* _WRITTEN INSTRUCTION_: Count the lines in the records below that contain the word "title", and give only that number.

(Figure record listings)
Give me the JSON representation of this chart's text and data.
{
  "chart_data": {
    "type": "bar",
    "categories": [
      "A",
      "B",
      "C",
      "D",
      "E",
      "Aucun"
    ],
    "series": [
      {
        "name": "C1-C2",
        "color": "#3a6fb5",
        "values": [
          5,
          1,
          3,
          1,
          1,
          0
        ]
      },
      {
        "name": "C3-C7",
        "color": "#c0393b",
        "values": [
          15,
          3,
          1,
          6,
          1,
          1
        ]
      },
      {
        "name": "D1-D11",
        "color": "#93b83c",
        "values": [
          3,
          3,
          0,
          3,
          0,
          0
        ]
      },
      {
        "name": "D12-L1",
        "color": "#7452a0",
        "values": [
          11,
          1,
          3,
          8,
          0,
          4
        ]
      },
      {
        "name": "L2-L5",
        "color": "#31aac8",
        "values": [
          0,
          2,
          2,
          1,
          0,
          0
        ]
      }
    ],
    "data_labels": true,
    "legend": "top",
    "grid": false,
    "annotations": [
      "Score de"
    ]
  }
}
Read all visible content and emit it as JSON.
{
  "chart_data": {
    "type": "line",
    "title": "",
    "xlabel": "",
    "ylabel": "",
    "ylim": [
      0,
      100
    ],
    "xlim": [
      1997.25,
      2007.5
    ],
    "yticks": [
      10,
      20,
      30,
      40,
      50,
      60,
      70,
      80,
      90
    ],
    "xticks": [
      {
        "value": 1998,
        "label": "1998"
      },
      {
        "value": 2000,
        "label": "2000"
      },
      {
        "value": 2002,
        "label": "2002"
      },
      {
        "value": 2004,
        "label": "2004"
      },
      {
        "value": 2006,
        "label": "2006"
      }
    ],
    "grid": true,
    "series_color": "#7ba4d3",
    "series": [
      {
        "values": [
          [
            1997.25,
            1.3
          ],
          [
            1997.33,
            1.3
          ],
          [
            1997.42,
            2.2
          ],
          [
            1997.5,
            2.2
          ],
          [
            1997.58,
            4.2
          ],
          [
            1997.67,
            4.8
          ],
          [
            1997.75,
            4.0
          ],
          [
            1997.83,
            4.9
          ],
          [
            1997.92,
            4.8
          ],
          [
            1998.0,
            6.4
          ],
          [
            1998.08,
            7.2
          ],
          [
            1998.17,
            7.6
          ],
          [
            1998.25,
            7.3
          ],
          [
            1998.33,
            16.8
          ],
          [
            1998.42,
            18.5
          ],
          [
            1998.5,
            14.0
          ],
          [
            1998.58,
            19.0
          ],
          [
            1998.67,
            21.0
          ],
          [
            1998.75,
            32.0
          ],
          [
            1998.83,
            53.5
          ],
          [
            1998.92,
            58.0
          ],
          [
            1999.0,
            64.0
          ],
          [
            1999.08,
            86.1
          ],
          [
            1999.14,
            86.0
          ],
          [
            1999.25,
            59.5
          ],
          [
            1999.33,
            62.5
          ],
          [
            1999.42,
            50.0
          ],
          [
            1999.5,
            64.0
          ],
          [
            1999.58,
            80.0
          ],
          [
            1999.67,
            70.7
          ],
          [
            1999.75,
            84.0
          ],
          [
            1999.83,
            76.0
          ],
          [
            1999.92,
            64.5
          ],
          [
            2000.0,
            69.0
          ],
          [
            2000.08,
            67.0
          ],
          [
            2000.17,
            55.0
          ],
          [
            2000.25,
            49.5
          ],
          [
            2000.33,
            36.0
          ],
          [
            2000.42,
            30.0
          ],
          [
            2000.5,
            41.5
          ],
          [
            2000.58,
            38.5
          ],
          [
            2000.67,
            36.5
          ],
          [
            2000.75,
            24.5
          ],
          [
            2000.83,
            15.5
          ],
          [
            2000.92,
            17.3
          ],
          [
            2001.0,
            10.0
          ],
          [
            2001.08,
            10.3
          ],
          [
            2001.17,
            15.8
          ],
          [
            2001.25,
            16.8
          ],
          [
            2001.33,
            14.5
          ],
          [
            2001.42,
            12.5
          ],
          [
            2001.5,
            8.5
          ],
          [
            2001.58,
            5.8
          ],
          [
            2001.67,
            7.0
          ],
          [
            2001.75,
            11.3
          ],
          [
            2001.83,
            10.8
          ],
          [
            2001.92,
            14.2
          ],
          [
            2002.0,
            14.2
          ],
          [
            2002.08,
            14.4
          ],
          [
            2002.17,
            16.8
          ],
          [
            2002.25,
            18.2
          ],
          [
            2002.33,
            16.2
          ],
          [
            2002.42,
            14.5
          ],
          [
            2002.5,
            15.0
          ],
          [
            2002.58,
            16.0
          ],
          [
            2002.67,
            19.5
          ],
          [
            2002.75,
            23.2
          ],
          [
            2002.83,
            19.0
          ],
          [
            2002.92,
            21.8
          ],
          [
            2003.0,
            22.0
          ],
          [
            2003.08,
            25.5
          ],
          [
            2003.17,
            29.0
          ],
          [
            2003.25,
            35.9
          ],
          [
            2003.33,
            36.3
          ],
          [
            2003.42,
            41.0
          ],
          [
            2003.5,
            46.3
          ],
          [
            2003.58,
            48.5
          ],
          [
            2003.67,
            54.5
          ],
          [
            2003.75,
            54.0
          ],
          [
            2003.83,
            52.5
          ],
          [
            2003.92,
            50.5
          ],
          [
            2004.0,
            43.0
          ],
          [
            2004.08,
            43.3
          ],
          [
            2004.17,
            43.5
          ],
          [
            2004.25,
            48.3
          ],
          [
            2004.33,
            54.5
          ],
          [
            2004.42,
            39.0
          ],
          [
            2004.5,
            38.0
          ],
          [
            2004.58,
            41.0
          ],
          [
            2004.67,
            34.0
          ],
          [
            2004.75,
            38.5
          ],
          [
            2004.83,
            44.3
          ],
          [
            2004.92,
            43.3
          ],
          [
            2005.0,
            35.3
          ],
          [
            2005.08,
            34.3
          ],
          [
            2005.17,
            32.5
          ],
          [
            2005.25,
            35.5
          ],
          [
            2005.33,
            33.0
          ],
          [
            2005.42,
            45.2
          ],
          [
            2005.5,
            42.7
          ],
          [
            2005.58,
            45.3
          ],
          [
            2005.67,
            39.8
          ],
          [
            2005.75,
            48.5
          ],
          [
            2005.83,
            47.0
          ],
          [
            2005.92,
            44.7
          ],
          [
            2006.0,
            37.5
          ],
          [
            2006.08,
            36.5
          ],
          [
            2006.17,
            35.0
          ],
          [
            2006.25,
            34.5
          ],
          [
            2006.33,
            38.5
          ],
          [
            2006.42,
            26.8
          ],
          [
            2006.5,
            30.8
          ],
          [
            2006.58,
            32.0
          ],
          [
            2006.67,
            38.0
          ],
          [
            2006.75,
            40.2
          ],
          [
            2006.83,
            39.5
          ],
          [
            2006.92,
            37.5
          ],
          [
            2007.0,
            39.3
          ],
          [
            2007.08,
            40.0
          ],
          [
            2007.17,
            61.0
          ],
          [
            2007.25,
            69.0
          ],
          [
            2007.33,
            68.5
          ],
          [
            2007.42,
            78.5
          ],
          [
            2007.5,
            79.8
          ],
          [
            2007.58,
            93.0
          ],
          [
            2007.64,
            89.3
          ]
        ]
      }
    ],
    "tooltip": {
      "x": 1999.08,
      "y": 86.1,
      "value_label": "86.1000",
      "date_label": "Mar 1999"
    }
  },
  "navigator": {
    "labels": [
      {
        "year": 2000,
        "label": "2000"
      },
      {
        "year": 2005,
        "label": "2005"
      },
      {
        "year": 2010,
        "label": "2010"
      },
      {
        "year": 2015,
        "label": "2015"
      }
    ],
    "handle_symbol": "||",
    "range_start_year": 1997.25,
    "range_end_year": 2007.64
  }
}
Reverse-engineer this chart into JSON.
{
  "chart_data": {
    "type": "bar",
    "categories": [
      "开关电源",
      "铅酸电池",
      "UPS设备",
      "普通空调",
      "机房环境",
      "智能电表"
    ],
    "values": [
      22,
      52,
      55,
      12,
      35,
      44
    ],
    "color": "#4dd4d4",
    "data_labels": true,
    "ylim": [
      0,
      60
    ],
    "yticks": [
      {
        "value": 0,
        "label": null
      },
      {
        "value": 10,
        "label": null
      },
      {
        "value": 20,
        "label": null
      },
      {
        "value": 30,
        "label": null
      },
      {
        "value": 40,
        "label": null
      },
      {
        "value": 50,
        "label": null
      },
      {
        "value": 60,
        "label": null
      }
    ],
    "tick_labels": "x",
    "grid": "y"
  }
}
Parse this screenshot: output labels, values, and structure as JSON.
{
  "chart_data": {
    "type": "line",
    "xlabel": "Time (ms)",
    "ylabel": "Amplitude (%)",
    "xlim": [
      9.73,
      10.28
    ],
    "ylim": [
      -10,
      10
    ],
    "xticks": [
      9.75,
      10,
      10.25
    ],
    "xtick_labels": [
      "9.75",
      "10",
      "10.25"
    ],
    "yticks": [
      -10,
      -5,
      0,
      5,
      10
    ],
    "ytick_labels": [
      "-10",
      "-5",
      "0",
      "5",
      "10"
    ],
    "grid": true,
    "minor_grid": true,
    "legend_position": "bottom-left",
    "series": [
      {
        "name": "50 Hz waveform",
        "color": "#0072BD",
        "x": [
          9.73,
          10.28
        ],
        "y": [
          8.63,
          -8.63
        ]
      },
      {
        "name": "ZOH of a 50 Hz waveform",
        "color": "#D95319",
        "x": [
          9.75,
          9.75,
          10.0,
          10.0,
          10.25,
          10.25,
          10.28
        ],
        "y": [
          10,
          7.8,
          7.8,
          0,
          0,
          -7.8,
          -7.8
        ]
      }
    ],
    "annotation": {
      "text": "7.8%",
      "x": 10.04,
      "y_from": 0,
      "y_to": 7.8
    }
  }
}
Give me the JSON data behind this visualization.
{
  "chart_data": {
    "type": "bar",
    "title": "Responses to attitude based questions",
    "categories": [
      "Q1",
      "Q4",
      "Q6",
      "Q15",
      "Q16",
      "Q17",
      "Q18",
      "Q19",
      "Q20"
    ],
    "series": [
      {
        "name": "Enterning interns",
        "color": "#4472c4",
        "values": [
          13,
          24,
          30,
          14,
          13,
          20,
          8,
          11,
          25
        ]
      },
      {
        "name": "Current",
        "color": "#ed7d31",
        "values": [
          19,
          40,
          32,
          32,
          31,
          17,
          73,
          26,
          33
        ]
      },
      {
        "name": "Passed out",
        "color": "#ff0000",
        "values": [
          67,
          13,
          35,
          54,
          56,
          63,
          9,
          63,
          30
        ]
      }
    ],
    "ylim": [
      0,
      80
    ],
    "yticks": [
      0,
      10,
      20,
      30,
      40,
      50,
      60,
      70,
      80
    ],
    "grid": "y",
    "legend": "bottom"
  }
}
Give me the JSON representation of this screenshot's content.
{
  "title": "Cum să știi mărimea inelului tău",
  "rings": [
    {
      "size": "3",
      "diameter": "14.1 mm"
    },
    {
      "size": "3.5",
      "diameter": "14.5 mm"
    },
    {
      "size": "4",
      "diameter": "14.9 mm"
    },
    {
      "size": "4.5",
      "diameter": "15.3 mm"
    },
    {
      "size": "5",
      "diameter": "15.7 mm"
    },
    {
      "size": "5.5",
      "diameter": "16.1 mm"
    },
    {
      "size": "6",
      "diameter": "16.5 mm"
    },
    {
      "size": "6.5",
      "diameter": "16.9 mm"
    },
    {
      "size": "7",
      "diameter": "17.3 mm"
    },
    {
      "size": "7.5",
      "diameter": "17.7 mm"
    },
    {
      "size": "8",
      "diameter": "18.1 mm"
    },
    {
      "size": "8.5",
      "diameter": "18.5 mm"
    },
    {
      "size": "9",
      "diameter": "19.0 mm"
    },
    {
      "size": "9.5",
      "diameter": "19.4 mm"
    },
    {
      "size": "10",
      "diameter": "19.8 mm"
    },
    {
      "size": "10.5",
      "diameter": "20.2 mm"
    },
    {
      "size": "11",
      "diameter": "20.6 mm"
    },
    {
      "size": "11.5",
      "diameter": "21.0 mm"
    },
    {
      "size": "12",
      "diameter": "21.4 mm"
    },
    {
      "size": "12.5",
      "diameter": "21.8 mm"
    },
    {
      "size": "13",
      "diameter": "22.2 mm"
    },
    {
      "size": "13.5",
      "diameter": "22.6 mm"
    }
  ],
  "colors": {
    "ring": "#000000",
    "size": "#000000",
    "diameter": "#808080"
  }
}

* _THE REPLY_: 3